**TASK BRIEF:** Check every line below for the word "洗后速干性" and show those that hold it.

**STORED RECORDS:**
· · · ·

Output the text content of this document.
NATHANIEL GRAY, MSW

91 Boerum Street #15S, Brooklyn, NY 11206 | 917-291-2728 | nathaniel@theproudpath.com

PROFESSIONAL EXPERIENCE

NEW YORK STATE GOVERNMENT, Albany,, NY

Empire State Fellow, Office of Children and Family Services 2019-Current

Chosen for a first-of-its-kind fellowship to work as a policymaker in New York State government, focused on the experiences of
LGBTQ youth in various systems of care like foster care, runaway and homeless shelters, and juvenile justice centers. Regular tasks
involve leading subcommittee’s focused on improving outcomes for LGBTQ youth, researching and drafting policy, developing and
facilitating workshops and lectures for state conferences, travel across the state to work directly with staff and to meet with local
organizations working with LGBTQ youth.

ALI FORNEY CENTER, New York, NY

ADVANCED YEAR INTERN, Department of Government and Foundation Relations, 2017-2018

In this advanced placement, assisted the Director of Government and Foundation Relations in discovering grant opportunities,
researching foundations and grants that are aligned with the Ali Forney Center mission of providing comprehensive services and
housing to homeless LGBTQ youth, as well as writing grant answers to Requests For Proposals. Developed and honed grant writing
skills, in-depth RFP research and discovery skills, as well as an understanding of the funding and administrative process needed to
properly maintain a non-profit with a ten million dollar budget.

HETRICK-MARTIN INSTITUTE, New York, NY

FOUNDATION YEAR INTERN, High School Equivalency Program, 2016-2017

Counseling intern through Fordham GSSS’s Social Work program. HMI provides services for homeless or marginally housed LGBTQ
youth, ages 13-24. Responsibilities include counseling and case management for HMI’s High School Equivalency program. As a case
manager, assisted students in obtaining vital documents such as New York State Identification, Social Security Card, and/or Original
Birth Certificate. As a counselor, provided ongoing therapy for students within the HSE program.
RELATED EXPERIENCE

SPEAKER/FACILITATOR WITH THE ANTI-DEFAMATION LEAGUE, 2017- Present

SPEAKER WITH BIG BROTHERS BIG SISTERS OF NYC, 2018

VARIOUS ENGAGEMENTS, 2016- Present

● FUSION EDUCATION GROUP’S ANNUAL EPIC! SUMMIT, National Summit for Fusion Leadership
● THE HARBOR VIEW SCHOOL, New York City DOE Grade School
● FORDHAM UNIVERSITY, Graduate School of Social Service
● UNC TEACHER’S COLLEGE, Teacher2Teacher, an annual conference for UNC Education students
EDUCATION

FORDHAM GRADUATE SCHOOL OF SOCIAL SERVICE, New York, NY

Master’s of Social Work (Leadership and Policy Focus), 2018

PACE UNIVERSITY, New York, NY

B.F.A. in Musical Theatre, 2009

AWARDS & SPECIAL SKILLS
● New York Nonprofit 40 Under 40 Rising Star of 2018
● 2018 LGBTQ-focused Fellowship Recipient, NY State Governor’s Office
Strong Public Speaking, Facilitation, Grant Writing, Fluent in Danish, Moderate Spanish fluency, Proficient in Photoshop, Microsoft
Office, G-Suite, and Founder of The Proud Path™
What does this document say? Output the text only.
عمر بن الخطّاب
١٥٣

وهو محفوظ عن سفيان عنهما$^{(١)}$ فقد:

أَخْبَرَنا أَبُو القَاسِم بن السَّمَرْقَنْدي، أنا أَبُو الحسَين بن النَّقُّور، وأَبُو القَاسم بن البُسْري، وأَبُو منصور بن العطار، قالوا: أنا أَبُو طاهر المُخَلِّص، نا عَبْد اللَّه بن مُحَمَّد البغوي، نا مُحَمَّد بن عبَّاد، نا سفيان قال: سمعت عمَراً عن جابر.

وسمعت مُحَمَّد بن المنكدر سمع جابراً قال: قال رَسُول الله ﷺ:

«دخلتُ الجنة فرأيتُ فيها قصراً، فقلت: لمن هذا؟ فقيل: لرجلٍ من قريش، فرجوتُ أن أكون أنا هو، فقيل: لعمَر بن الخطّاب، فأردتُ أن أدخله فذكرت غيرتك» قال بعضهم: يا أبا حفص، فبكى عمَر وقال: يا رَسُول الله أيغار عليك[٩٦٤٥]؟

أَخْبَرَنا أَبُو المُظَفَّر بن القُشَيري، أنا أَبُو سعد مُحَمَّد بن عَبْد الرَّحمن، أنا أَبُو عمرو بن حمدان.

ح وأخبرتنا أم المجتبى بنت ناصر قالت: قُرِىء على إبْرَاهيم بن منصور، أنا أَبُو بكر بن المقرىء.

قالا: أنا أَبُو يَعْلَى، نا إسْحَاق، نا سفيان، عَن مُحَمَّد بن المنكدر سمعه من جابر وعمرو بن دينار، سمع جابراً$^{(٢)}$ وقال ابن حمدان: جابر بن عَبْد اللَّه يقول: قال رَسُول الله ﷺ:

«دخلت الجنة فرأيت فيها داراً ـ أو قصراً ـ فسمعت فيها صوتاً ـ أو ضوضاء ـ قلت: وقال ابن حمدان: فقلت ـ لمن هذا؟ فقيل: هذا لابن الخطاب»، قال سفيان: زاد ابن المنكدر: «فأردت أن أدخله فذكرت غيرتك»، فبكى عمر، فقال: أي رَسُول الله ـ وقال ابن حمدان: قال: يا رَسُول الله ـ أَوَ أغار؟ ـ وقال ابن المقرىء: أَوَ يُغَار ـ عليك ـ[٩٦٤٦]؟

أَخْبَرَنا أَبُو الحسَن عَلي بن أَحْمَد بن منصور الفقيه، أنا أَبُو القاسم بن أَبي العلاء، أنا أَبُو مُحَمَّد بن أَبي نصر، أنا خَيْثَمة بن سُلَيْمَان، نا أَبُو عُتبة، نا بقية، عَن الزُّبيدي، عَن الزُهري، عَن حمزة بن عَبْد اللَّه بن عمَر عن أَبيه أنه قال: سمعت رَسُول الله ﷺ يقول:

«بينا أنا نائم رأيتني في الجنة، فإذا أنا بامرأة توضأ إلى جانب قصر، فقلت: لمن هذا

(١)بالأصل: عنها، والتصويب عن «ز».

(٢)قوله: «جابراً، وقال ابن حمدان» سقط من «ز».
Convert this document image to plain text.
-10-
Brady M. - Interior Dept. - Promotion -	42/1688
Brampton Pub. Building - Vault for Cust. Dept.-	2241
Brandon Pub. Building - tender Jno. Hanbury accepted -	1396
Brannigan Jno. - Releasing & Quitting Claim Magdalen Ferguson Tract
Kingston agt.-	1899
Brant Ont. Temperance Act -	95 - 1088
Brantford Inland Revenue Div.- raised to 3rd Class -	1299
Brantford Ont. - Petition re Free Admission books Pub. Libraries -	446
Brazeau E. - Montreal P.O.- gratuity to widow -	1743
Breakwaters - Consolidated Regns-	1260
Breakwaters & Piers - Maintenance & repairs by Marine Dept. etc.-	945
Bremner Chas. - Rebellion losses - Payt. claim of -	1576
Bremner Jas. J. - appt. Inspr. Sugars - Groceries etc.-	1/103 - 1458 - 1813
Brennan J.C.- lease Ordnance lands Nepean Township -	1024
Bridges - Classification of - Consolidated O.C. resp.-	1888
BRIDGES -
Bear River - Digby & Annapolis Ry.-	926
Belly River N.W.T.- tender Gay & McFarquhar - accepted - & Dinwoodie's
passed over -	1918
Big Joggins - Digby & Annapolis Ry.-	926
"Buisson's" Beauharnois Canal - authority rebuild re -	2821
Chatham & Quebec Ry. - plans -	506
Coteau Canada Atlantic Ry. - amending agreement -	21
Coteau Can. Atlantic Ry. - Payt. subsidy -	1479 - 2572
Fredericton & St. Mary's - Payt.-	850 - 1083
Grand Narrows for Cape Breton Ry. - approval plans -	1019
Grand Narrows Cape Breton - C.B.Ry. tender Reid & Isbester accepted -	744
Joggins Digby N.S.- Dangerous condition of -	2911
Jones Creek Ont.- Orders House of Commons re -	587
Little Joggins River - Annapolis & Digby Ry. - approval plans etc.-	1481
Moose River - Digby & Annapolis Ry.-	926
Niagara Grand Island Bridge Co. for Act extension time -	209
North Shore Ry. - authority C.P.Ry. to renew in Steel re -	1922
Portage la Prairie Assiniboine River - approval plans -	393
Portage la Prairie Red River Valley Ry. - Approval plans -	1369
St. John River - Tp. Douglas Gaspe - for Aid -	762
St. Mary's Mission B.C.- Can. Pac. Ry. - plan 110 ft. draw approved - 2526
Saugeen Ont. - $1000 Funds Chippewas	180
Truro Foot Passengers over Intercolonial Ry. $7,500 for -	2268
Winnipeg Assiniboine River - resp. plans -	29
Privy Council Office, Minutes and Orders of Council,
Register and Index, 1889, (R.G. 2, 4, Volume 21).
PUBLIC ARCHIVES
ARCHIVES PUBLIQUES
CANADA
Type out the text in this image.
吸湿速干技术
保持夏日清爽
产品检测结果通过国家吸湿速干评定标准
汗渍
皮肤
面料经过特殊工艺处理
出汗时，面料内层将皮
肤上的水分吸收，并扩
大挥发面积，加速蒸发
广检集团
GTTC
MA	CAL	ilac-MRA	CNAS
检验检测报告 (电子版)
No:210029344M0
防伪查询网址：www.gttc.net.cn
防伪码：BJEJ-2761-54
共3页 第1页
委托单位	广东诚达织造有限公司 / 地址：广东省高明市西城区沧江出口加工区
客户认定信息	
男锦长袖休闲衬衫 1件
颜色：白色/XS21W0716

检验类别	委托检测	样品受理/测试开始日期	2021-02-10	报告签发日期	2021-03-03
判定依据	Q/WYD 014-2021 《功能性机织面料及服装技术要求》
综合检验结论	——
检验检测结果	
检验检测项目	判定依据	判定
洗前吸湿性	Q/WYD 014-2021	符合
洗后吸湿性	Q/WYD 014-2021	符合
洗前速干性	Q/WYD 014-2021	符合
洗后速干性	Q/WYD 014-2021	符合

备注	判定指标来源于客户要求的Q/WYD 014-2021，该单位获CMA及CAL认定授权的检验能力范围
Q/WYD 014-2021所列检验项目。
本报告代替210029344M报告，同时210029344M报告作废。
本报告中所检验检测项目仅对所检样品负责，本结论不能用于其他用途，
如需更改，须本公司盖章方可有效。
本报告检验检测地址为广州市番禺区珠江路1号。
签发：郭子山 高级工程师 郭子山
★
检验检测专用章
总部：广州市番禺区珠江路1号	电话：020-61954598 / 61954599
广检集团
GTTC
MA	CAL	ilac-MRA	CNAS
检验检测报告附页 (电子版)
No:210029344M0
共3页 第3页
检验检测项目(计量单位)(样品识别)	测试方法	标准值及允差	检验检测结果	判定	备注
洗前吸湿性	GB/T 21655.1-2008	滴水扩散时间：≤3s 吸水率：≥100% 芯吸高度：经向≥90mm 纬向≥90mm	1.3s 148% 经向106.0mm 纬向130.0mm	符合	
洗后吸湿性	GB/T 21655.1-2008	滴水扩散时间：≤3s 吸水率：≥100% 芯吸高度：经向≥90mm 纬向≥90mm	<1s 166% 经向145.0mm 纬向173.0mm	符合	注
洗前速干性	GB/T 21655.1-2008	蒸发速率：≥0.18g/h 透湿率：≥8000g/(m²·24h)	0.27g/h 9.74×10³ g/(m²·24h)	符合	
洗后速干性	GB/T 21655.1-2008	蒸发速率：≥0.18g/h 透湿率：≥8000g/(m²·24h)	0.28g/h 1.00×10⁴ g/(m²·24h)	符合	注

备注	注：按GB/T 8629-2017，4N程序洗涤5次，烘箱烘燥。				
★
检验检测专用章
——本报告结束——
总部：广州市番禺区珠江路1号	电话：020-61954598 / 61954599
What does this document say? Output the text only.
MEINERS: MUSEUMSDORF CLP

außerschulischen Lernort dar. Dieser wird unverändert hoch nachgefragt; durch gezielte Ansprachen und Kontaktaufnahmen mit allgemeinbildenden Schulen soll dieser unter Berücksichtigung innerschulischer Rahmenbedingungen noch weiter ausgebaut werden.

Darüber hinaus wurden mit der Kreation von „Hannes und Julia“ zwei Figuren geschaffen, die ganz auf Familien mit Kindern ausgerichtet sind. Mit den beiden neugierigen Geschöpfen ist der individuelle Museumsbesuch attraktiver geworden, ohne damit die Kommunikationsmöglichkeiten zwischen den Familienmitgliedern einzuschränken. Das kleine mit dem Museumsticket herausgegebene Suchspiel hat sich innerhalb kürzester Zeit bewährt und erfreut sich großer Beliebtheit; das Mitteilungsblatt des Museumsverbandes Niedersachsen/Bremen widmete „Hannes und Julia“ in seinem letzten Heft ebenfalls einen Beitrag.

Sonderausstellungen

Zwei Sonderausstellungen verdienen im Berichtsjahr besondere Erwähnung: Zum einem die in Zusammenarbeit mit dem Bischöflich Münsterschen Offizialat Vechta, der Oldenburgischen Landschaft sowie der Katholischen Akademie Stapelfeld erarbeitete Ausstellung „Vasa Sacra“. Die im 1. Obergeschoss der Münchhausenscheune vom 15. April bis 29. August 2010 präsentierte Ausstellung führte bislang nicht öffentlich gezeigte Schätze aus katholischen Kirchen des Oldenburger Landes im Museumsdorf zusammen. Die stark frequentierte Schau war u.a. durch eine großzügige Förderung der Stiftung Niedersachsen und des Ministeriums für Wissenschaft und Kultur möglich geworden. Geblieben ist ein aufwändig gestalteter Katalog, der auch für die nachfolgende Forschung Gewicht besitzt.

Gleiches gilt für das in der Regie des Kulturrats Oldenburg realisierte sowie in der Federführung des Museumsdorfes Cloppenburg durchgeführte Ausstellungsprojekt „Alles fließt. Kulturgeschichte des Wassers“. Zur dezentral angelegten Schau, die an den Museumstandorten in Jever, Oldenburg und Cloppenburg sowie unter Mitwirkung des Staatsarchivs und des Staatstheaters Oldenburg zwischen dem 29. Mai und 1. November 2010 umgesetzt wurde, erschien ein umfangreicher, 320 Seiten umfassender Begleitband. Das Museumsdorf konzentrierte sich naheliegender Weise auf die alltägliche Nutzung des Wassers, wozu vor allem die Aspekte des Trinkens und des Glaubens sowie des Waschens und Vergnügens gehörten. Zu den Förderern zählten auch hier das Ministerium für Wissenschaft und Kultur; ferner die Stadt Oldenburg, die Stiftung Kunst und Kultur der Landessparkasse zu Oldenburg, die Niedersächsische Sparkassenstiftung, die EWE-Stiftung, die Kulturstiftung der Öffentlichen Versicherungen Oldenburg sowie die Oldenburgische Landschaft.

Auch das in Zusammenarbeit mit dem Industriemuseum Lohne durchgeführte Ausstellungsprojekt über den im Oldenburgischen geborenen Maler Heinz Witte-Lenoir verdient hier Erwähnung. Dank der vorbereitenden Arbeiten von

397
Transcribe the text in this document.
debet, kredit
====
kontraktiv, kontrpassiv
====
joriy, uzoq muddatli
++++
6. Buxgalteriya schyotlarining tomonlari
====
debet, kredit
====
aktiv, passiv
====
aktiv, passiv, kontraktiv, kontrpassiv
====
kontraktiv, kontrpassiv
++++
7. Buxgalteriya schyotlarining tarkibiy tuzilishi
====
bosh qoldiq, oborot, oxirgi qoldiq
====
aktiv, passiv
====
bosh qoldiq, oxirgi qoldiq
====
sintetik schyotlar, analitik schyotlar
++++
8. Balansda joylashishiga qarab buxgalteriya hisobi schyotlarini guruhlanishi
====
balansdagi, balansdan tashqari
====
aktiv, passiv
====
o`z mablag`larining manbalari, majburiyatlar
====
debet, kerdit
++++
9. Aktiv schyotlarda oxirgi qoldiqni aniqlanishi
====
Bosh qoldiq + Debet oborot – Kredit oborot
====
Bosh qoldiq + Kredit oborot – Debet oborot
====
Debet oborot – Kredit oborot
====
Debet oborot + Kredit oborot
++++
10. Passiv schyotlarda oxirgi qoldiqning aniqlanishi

· · · ·

**SOLVED PROBLEM:**
洗后速干性	Q/WYD 014-2021	符合
洗后速干性	GB/T 21655.1-2008	蒸发速率：≥0.18g/h 透湿率：≥8000g/(m²·24h)	0.28g/h 1.00×10⁴ g/(m²·24h)	符合	注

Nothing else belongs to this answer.